- _TASK DETAILS_
Reproduce all records exactly.

--- start of PROVIDED DATA ---

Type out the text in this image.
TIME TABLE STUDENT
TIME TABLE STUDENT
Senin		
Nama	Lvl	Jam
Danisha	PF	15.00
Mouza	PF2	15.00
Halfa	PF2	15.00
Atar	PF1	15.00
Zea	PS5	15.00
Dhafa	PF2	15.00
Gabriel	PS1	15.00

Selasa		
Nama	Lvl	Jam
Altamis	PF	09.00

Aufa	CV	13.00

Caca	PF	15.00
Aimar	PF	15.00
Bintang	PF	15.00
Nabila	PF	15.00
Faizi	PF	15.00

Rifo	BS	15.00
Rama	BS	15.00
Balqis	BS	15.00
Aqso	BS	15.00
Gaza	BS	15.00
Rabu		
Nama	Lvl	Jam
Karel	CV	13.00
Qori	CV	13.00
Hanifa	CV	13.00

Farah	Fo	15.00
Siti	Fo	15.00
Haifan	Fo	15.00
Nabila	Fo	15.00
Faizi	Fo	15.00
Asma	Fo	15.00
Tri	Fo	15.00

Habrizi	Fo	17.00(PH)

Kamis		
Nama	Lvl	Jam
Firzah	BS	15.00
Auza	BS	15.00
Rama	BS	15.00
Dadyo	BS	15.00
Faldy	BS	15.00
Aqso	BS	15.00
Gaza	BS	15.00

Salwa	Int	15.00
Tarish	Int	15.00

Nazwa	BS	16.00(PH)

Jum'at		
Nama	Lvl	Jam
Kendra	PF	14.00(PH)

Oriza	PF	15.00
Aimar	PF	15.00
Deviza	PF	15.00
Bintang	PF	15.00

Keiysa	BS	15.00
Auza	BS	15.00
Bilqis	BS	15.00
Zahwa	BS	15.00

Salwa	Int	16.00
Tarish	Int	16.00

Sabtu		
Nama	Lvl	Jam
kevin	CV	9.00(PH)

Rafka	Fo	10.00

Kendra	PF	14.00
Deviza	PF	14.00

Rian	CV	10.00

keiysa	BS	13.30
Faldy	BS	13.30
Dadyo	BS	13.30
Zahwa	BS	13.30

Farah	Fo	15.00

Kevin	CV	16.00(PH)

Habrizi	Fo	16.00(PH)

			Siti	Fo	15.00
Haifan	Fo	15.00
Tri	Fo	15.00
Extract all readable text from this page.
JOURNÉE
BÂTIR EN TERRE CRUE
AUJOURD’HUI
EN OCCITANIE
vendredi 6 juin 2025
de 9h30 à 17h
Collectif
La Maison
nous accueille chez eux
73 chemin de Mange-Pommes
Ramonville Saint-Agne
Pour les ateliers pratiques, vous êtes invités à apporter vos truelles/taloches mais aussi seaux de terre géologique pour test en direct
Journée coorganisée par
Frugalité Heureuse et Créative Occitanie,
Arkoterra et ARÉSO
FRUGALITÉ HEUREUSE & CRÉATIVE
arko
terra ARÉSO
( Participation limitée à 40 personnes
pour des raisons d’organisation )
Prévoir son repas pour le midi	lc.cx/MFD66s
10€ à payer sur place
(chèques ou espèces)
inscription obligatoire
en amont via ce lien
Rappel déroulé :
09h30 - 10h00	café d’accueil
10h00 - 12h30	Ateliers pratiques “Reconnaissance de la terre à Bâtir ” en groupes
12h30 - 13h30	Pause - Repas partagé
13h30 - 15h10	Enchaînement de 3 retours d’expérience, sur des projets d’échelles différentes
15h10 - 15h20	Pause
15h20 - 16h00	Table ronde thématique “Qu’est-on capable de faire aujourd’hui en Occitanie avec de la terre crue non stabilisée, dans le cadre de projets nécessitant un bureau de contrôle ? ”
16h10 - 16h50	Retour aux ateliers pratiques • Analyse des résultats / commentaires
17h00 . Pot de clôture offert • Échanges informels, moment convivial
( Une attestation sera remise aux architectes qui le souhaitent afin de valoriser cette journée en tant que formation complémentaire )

--- end of PROVIDED DATA ---

- _ANSWER TO THE PROBLEM_
Type out the text in this image.
TIME TABLE STUDENT
TIME TABLE STUDENT
Senin		
Nama	Lvl	Jam
Danisha	PF	15.00
Mouza	PF2	15.00
Halfa	PF2	15.00
Atar	PF1	15.00
Zea	PS5	15.00
Dhafa	PF2	15.00
Gabriel	PS1	15.00

Selasa		
Nama	Lvl	Jam
Altamis	PF	09.00

Aufa	CV	13.00

Caca	PF	15.00
Aimar	PF	15.00
Bintang	PF	15.00
Nabila	PF	15.00
Faizi	PF	15.00

Rifo	BS	15.00
Rama	BS	15.00
Balqis	BS	15.00
Aqso	BS	15.00
Gaza	BS	15.00
Rabu		
Nama	Lvl	Jam
Karel	CV	13.00
Qori	CV	13.00
Hanifa	CV	13.00

Farah	Fo	15.00
Siti	Fo	15.00
Haifan	Fo	15.00
Nabila	Fo	15.00
Faizi	Fo	15.00
Asma	Fo	15.00
Tri	Fo	15.00

Habrizi	Fo	17.00(PH)

Kamis		
Nama	Lvl	Jam
Firzah	BS	15.00
Auza	BS	15.00
Rama	BS	15.00
Dadyo	BS	15.00
Faldy	BS	15.00
Aqso	BS	15.00
Gaza	BS	15.00

Salwa	Int	15.00
Tarish	Int	15.00

Nazwa	BS	16.00(PH)

Jum'at		
Nama	Lvl	Jam
Kendra	PF	14.00(PH)

Oriza	PF	15.00
Aimar	PF	15.00
Deviza	PF	15.00
Bintang	PF	15.00

Keiysa	BS	15.00
Auza	BS	15.00
Bilqis	BS	15.00
Zahwa	BS	15.00

Salwa	Int	16.00
Tarish	Int	16.00

Sabtu		
Nama	Lvl	Jam
kevin	CV	9.00(PH)

Rafka	Fo	10.00

Kendra	PF	14.00
Deviza	PF	14.00

Rian	CV	10.00

keiysa	BS	13.30
Faldy	BS	13.30
Dadyo	BS	13.30
Zahwa	BS	13.30

Farah	Fo	15.00

Kevin	CV	16.00(PH)

Habrizi	Fo	16.00(PH)

			Siti	Fo	15.00
Haifan	Fo	15.00
Tri	Fo	15.00
Extract all readable text from this page.
JOURNÉE
BÂTIR EN TERRE CRUE
AUJOURD’HUI
EN OCCITANIE
vendredi 6 juin 2025
de 9h30 à 17h
Collectif
La Maison
nous accueille chez eux
73 chemin de Mange-Pommes
Ramonville Saint-Agne
Pour les ateliers pratiques, vous êtes invités à apporter vos truelles/taloches mais aussi seaux de terre géologique pour test en direct
Journée coorganisée par
Frugalité Heureuse et Créative Occitanie,
Arkoterra et ARÉSO
FRUGALITÉ HEUREUSE & CRÉATIVE
arko
terra ARÉSO
( Participation limitée à 40 personnes
pour des raisons d’organisation )
Prévoir son repas pour le midi	lc.cx/MFD66s
10€ à payer sur place
(chèques ou espèces)
inscription obligatoire
en amont via ce lien
Rappel déroulé :
09h30 - 10h00	café d’accueil
10h00 - 12h30	Ateliers pratiques “Reconnaissance de la terre à Bâtir ” en groupes
12h30 - 13h30	Pause - Repas partagé
13h30 - 15h10	Enchaînement de 3 retours d’expérience, sur des projets d’échelles différentes
15h10 - 15h20	Pause
15h20 - 16h00	Table ronde thématique “Qu’est-on capable de faire aujourd’hui en Occitanie avec de la terre crue non stabilisée, dans le cadre de projets nécessitant un bureau de contrôle ? ”
16h10 - 16h50	Retour aux ateliers pratiques • Analyse des résultats / commentaires
17h00 . Pot de clôture offert • Échanges informels, moment convivial
( Une attestation sera remise aux architectes qui le souhaitent afin de valoriser cette journée en tant que formation complémentaire )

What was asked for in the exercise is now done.